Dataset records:
__________

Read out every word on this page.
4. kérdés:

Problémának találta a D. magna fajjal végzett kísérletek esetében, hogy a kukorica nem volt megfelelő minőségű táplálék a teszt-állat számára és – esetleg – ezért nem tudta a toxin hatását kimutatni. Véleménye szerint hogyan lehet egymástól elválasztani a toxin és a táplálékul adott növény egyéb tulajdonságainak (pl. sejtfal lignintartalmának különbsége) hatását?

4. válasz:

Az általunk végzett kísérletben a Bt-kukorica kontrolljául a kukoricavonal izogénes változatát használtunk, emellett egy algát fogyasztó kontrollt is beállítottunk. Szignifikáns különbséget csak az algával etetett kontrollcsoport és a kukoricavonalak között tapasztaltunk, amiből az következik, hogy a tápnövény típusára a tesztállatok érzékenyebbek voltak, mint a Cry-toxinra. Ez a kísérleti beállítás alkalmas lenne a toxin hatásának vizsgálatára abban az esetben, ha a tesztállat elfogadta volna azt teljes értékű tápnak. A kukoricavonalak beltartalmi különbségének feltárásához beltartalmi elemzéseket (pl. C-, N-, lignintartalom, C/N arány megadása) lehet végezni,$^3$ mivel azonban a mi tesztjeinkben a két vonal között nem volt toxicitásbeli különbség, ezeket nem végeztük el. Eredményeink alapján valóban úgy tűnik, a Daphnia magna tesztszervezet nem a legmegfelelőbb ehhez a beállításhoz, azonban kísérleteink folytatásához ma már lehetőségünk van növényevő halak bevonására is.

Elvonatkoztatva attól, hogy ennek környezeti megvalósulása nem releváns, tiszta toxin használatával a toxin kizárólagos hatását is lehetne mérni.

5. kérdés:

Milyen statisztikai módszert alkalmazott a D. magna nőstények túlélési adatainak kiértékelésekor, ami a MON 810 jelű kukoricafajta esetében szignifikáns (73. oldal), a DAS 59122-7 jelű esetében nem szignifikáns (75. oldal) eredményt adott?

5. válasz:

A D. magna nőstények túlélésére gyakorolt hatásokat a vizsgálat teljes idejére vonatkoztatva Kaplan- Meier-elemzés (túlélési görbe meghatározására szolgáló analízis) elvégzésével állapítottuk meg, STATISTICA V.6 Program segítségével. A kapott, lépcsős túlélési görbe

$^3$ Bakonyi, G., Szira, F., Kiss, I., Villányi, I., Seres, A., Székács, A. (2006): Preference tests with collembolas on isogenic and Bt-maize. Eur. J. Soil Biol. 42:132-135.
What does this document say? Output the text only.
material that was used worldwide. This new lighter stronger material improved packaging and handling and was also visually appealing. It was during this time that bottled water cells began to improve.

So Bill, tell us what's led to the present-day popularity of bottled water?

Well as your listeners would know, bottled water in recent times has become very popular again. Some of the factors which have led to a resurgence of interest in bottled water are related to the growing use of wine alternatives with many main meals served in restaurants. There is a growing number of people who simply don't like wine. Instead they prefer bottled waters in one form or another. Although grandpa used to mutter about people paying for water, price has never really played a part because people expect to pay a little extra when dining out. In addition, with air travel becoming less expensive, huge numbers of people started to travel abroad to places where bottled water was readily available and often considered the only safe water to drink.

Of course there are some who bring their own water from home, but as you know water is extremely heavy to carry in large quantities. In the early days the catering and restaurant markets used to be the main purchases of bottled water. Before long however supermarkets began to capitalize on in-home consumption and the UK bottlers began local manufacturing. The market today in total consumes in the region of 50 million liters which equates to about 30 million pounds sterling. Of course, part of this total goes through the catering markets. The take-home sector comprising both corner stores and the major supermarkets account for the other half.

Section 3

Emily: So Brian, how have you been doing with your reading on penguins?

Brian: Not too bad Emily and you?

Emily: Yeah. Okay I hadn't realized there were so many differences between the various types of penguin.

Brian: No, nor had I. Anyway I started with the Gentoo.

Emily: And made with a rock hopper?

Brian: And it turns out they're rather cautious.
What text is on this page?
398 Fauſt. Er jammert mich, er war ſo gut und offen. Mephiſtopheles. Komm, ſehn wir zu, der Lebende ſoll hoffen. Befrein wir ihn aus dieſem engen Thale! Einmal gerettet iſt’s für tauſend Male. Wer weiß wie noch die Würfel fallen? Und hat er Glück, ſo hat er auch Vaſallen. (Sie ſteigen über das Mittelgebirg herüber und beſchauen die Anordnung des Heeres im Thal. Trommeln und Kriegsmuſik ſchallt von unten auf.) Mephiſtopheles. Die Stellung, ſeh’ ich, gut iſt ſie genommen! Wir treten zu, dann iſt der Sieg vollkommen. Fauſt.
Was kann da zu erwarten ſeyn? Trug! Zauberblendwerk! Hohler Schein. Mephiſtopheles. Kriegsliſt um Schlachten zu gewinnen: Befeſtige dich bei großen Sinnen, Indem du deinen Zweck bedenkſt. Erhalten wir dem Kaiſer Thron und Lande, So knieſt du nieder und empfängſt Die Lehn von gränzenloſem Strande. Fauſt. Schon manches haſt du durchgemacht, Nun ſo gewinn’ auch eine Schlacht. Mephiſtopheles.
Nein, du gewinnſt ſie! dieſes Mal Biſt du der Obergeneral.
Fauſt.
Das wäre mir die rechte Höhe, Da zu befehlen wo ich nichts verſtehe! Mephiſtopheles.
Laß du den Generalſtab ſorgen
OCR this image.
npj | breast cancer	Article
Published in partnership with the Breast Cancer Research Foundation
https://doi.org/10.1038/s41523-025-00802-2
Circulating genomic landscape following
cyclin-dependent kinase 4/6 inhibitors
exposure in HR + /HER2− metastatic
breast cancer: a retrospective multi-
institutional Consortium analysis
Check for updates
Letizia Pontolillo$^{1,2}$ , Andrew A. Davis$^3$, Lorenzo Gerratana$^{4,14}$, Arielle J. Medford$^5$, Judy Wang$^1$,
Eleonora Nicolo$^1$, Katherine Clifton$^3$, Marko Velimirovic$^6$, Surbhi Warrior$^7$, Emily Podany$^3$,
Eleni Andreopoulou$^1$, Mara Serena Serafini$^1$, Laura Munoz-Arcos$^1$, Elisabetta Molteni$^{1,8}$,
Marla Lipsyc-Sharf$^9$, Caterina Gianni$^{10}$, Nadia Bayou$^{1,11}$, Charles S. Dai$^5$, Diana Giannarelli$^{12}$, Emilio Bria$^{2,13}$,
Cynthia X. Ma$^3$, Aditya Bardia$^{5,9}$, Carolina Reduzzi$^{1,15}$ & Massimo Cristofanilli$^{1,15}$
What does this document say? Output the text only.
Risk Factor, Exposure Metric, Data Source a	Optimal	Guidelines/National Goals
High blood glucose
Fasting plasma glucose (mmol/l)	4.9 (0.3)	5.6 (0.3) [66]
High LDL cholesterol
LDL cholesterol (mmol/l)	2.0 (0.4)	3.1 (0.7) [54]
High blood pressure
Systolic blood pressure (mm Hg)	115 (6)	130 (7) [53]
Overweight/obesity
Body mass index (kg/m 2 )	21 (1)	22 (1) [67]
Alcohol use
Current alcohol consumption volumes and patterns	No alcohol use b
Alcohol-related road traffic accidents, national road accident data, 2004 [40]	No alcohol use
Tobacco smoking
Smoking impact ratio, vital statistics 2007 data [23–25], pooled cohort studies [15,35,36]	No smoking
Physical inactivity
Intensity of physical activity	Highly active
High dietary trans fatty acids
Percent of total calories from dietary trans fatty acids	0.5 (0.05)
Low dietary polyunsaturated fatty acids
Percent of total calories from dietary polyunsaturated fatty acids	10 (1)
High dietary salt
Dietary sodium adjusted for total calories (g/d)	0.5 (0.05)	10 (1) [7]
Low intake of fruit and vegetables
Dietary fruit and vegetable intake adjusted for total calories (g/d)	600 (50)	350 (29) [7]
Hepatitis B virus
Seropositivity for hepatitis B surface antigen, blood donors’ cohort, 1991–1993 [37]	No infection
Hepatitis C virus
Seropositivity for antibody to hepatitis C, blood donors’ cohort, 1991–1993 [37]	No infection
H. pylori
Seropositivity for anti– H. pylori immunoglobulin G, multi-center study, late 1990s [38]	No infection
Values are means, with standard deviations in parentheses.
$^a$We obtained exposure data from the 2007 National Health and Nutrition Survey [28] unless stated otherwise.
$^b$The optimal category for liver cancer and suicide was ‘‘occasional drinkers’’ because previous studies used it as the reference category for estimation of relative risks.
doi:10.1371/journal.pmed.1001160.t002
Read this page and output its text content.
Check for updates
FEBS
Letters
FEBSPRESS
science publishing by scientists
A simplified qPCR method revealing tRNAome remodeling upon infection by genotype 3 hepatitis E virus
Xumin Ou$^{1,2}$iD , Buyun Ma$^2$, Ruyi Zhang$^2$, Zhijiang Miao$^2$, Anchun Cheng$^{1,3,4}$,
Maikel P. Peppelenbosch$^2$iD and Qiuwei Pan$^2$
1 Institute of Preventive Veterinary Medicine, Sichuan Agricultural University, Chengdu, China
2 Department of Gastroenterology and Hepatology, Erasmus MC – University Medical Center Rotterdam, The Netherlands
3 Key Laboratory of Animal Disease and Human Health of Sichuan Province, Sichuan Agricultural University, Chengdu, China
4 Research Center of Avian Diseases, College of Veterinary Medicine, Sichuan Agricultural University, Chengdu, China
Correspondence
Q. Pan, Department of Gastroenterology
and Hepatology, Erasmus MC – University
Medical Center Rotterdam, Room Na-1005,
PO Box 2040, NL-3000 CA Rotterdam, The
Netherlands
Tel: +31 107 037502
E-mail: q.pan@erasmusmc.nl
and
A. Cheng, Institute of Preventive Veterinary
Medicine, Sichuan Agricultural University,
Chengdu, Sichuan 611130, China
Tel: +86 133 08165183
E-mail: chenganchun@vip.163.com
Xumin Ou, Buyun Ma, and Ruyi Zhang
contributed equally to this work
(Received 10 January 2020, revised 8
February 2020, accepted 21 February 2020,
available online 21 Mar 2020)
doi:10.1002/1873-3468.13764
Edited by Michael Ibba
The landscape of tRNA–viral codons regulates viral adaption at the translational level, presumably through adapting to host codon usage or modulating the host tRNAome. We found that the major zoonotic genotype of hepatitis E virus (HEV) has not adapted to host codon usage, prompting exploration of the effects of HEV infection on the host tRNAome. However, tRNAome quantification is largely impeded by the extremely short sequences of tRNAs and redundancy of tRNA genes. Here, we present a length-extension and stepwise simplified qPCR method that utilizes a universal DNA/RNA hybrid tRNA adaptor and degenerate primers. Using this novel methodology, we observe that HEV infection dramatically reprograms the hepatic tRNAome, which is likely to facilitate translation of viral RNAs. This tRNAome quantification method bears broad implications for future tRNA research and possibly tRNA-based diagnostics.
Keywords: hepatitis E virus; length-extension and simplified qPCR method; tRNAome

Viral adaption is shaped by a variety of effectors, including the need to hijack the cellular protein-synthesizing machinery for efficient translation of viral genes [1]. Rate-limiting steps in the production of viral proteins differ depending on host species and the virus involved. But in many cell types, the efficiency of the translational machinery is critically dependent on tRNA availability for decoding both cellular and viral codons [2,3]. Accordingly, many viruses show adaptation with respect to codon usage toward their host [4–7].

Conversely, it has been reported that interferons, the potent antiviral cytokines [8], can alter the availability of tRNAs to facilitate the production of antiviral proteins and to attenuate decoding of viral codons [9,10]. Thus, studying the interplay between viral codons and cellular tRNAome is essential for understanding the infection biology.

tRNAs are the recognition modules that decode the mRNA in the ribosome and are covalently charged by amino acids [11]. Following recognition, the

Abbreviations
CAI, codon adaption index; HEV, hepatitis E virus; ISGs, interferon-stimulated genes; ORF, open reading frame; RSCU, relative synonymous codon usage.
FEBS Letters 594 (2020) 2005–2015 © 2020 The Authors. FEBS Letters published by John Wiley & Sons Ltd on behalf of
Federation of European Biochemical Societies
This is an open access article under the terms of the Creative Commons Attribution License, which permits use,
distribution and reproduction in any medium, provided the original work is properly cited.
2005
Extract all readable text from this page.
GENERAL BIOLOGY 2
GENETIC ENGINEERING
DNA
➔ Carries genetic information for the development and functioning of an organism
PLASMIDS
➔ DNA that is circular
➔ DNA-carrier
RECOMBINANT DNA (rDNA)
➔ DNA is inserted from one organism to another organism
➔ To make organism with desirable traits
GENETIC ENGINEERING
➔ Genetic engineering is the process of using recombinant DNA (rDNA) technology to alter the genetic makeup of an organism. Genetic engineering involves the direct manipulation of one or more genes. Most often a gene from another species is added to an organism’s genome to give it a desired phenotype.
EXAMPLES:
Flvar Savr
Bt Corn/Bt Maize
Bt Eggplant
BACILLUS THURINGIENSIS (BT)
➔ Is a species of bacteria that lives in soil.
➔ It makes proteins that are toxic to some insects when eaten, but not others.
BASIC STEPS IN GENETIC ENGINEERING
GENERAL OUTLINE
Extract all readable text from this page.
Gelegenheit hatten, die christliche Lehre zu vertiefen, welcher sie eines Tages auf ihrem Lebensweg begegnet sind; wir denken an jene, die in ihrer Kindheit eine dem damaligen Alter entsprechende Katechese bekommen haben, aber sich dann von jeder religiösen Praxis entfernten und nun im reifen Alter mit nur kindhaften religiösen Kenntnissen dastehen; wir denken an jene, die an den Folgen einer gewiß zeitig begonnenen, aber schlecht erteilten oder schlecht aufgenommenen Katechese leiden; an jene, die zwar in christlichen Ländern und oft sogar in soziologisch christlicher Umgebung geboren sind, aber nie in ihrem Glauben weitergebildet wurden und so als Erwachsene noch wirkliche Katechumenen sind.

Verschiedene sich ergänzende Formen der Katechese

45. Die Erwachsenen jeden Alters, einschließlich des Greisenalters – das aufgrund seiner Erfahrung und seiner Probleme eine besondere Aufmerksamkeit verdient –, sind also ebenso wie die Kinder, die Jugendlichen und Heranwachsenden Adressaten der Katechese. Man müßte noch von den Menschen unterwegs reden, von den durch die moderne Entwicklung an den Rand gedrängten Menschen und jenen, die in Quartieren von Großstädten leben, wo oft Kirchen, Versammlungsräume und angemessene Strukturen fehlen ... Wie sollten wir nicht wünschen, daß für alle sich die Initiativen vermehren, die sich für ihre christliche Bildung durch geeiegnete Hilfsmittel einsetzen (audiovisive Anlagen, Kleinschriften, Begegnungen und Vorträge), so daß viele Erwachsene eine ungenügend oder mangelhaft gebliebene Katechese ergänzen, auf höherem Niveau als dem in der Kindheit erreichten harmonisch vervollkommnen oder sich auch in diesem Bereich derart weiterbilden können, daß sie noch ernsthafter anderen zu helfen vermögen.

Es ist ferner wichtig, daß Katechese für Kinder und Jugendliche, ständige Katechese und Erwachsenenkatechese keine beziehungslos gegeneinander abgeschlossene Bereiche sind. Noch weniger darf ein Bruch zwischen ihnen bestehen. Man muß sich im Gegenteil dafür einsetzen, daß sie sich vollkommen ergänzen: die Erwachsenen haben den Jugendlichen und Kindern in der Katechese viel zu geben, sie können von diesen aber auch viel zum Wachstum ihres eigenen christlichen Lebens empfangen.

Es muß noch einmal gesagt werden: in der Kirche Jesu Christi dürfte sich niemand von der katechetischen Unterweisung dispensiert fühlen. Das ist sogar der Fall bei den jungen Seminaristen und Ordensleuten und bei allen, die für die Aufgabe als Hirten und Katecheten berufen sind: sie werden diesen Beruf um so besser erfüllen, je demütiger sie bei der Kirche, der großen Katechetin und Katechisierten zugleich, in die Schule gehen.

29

__________

How to complete this task
The sole thing to report is how many lines in the data hold the string "volt".

Exercise answer
2